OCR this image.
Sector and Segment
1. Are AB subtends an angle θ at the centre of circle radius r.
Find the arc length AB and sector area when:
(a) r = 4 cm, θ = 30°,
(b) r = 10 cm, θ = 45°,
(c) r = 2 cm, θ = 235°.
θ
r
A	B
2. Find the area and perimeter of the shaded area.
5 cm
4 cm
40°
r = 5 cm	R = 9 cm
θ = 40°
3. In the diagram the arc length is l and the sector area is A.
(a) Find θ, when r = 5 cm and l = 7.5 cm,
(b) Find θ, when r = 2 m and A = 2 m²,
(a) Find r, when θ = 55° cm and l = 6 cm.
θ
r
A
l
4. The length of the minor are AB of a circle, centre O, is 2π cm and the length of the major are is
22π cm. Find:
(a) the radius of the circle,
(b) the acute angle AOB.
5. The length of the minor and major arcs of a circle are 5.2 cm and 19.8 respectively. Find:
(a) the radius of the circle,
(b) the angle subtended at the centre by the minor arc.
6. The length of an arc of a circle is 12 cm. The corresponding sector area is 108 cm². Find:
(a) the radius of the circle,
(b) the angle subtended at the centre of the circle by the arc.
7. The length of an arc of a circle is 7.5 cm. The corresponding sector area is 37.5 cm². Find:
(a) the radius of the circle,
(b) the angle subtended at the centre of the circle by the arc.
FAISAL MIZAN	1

=======

# Task to carry out
Your task is to retype all of the records exactly.

# Exercise answer
OCR this image.
Sector and Segment
1. Are AB subtends an angle θ at the centre of circle radius r.
Find the arc length AB and sector area when:
(a) r = 4 cm, θ = 30°,
(b) r = 10 cm, θ = 45°,
(c) r = 2 cm, θ = 235°.
θ
r
A	B
2. Find the area and perimeter of the shaded area.
5 cm
4 cm
40°
r = 5 cm	R = 9 cm
θ = 40°
3. In the diagram the arc length is l and the sector area is A.
(a) Find θ, when r = 5 cm and l = 7.5 cm,
(b) Find θ, when r = 2 m and A = 2 m²,
(a) Find r, when θ = 55° cm and l = 6 cm.
θ
r
A
l
4. The length of the minor are AB of a circle, centre O, is 2π cm and the length of the major are is
22π cm. Find:
(a) the radius of the circle,
(b) the acute angle AOB.
5. The length of the minor and major arcs of a circle are 5.2 cm and 19.8 respectively. Find:
(a) the radius of the circle,
(b) the angle subtended at the centre by the minor arc.
6. The length of an arc of a circle is 12 cm. The corresponding sector area is 108 cm². Find:
(a) the radius of the circle,
(b) the angle subtended at the centre of the circle by the arc.
7. The length of an arc of a circle is 7.5 cm. The corresponding sector area is 37.5 cm². Find:
(a) the radius of the circle,
(b) the angle subtended at the centre of the circle by the arc.
FAISAL MIZAN	1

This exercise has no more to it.